--- start Given information ---

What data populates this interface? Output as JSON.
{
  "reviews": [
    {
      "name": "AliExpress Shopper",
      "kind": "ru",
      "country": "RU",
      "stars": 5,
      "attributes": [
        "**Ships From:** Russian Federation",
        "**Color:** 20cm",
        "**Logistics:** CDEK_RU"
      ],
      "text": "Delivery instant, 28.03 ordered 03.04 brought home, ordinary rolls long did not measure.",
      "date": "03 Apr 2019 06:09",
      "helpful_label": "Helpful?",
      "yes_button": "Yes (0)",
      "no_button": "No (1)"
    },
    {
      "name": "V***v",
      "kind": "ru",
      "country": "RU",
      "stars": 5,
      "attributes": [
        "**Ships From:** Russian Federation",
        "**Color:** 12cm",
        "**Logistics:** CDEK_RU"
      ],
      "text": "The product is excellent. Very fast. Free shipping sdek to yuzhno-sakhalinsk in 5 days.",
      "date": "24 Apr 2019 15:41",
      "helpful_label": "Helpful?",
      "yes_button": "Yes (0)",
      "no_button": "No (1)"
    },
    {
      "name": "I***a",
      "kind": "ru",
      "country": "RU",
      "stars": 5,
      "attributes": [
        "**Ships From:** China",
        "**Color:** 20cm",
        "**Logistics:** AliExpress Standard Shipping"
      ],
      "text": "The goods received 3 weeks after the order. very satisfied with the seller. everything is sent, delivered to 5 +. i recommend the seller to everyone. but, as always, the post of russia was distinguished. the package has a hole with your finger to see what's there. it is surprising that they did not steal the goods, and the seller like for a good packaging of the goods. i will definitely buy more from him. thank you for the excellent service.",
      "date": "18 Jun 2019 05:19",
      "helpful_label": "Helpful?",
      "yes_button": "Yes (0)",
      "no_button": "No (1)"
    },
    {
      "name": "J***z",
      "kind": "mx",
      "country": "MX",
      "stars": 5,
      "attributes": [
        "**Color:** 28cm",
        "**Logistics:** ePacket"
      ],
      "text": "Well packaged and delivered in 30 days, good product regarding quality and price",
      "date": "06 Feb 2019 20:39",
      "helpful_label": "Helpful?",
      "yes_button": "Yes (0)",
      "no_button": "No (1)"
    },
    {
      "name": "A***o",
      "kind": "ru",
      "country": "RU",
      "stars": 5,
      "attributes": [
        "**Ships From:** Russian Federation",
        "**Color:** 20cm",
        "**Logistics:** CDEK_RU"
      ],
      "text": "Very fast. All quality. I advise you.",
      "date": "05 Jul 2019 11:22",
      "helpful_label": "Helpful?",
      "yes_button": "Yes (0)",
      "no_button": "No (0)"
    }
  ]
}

--- end Given information ---
--- start Given information ---

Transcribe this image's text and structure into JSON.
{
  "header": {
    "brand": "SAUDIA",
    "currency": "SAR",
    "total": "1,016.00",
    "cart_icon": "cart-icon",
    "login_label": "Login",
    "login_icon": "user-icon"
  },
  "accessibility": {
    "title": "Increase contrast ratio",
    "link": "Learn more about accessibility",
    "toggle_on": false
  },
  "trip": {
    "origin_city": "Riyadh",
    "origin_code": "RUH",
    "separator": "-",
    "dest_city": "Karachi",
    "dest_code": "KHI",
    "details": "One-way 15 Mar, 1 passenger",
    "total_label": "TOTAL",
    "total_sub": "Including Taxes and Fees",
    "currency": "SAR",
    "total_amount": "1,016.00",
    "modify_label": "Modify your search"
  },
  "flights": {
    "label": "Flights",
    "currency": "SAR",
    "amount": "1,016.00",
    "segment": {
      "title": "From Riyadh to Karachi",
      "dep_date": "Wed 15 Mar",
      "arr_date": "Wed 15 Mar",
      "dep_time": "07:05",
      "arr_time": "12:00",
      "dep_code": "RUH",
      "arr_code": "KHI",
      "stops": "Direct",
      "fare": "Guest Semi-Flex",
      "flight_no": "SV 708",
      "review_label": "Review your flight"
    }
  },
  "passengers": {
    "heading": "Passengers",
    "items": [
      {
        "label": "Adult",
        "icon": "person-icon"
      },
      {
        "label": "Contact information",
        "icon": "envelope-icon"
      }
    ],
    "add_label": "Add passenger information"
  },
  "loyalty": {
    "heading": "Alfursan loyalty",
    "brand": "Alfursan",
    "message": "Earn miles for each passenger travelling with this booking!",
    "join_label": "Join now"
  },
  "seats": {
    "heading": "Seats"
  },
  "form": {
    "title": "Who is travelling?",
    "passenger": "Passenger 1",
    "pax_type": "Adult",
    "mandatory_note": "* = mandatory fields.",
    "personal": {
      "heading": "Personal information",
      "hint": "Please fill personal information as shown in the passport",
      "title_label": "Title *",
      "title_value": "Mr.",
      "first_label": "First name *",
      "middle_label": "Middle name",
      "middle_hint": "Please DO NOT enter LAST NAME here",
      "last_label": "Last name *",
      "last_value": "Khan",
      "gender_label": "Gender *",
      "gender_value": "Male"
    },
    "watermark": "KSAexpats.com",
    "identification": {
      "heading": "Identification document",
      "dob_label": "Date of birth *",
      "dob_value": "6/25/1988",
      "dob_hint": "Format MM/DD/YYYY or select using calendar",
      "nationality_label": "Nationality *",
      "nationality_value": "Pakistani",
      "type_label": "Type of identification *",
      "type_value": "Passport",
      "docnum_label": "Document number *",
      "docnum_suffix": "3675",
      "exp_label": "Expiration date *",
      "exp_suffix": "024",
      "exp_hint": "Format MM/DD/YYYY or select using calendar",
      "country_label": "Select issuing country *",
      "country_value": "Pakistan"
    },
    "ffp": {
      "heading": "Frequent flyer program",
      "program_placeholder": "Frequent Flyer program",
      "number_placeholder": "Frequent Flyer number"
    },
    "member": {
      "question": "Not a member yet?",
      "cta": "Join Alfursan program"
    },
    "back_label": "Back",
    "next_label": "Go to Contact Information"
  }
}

--- end Given information ---
--- start Given information ---

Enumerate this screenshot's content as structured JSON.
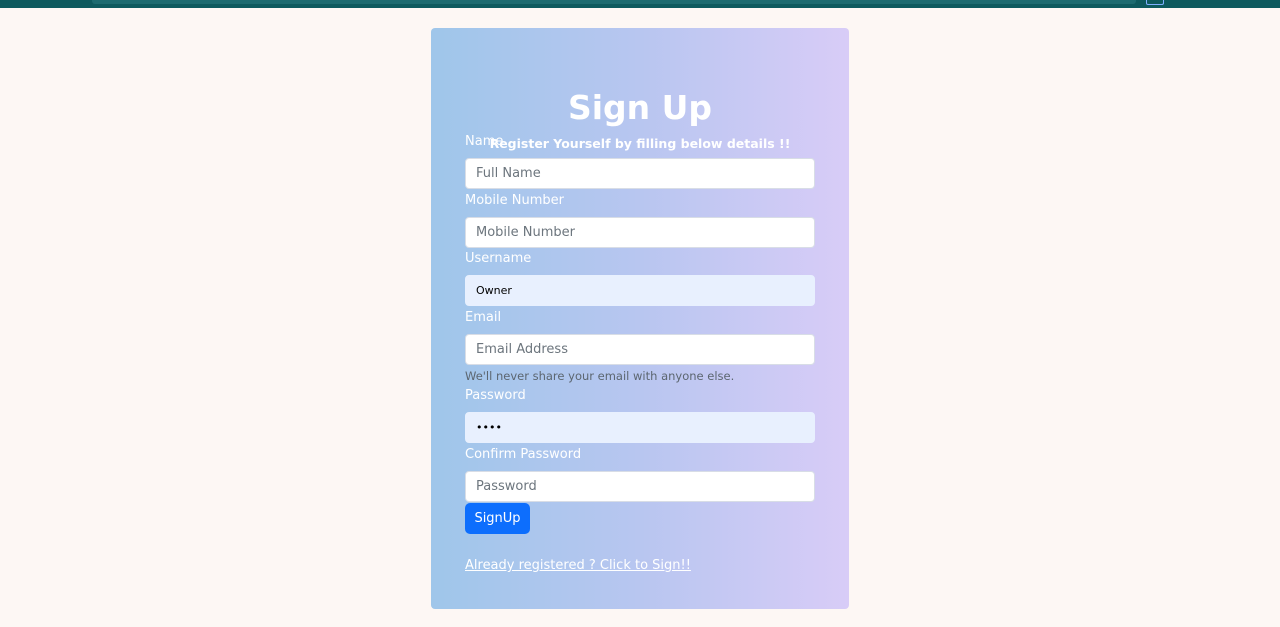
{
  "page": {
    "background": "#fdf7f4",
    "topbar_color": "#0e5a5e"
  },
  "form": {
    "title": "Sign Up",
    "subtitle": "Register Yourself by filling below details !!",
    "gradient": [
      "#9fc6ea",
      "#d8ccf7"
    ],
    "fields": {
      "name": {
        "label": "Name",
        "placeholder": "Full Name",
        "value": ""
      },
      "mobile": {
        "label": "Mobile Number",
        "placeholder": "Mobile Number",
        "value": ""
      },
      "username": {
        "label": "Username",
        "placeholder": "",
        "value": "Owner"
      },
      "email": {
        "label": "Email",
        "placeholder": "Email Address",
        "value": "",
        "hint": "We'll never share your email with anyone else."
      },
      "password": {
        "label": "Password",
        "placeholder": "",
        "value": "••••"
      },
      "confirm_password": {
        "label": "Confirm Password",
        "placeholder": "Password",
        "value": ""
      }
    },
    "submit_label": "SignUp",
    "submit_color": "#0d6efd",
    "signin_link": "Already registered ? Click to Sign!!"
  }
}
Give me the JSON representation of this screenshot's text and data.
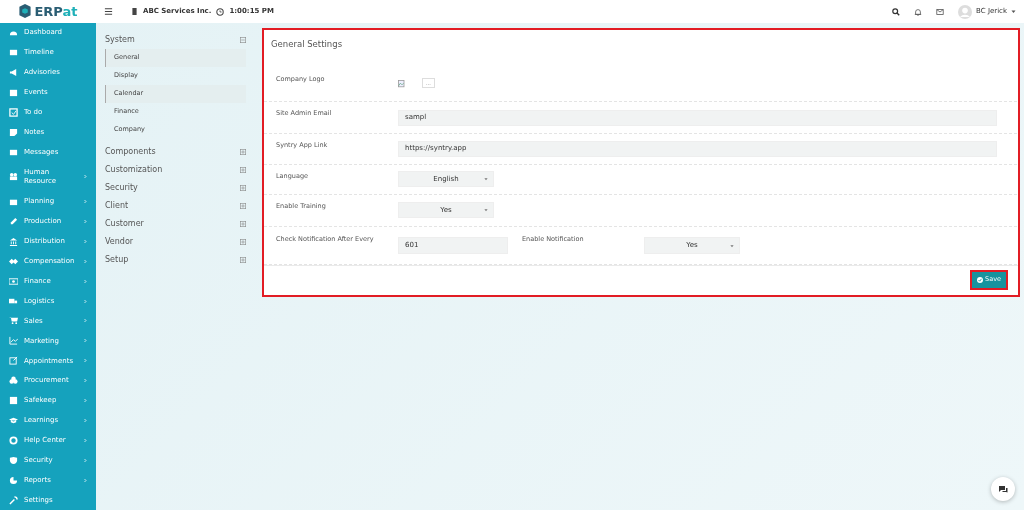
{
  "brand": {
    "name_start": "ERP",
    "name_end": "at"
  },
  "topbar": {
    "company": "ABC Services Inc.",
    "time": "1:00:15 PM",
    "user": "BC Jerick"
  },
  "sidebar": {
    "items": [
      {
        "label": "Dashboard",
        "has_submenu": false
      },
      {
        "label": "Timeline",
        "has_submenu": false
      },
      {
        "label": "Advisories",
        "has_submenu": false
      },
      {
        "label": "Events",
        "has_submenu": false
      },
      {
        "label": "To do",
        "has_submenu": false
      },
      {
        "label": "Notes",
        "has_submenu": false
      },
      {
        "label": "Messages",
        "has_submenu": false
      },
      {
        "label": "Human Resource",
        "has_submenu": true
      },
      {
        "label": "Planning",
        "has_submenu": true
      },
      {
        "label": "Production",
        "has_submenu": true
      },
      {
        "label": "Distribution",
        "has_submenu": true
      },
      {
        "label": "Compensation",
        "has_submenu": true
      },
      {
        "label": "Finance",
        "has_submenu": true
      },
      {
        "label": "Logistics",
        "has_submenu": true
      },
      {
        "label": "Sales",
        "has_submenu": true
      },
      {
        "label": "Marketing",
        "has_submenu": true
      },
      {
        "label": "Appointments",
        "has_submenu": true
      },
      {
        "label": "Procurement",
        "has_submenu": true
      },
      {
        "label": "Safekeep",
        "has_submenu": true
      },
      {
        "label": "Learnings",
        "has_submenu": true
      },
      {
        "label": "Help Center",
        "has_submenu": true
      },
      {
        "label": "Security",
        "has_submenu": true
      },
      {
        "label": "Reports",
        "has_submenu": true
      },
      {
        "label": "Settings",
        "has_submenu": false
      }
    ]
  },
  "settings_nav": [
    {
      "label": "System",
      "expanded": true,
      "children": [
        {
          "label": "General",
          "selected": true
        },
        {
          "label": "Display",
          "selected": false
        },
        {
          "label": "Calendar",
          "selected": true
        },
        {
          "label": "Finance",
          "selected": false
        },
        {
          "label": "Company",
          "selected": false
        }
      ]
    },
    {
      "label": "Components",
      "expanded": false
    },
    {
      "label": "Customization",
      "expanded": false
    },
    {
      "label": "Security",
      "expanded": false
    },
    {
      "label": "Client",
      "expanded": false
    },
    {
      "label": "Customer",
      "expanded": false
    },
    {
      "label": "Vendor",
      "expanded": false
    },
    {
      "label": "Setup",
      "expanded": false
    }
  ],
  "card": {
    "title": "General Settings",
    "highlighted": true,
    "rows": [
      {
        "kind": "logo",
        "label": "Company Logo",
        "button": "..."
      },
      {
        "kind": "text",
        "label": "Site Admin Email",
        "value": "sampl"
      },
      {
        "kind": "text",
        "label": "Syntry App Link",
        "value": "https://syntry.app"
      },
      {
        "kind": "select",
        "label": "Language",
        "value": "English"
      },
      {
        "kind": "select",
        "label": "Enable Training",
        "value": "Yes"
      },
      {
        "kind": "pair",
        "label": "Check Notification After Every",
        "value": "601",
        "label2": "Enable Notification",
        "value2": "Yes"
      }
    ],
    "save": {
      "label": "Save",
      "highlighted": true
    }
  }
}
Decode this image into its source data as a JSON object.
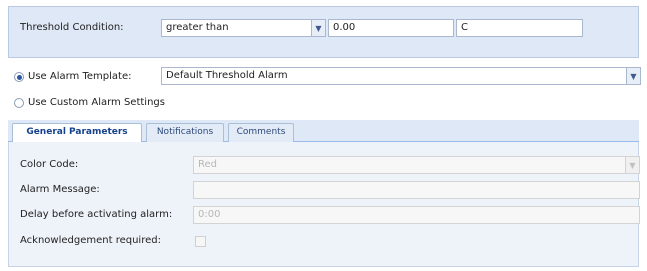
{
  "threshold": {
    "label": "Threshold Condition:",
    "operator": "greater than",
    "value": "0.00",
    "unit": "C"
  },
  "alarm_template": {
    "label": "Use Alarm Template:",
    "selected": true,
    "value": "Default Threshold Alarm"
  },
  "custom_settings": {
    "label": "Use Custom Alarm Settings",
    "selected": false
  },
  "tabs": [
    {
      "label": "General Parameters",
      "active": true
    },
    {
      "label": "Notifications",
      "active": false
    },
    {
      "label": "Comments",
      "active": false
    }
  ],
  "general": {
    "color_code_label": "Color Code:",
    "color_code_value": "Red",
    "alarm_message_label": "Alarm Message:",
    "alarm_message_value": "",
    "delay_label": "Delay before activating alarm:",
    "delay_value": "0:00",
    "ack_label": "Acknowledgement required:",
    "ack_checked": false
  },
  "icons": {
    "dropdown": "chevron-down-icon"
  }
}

--- end Given information ---

**Problem description**
Using the entries above, find all lines with "travelling". Copy them.

**Solution**
    "message": "Earn miles for each passenger travelling with this booking!",
    "title": "Who is travelling?",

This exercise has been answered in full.